# Spiel stürzt vor start ab *Gelöst*



## Shelung (14. März 2011)

Hallo liebe Buffed Community,

Ich habe mir zuletzt Rift gekauft und nach stundenlangem downloaden und beheben der patch Probleme lief es auf einmal.

Glücklich wie nur ein Kind an heilig abend drücke ich auf start und BAMMM der trailer läuft.


Als könnte ich nicht glücklicher sein....

Doch dann.


Nach dem Trailer schwarzes Bild. Programm wird beendet und es sagt es will einen fehler zu trion senden und bietet mir den neustart an (was zum wiederholten absturz führt).


*i5-750
*ati radeon hd 5750  1gb ddr5
*8gb ram


Denke sollte reichen immerhin spiele ich ja auch Crysis und co.

Grafik Treiber ist eigentlich auch aktuell.

*AUFGABE:*
Mit welcher Begründung hält der Forenbeitrag über den Absturz von Rift die genannte Hardware für ausreichend? Erläutere dies in ein bis zwei Sätzen.

(Zeilen aus einem Datensatz)

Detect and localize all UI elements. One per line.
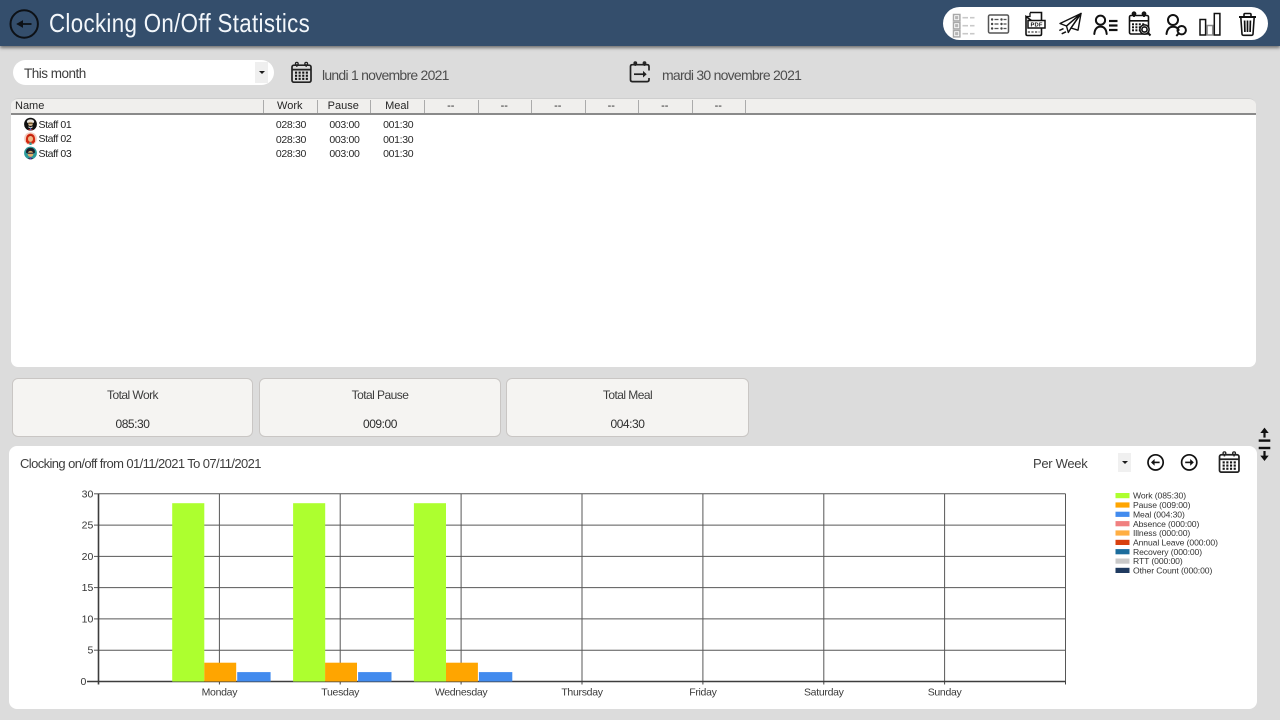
svg-text:Tuesday: Tuesday [321,687,360,699]
svg-text:Friday: Friday [689,687,717,699]
svg-text:20: 20 [82,551,94,563]
svg-text:25: 25 [82,520,94,532]
svg-text:Saturday: Saturday [804,687,845,699]
svg-text:Thursday: Thursday [561,687,603,699]
svg-text:15: 15 [82,582,94,594]
svg-text:30: 30 [82,488,94,500]
svg-text:5: 5 [87,645,93,657]
svg-text:Other Count (000:00): Other Count (000:00) [1133,566,1212,576]
svg-text:0: 0 [80,676,86,688]
svg-text:Monday: Monday [202,687,239,699]
svg-text:PDF: PDF [1030,22,1042,28]
svg-text:Sunday: Sunday [928,687,963,699]
svg-text:10: 10 [82,613,94,625]
svg-text:Wednesday: Wednesday [435,687,489,699]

*SCHRIFTLICHE ANTWORT:*
Die Hardware sollte reichen, weil auf demselben Rechner auch Crysis und ähnliche Spiele gespielt werden.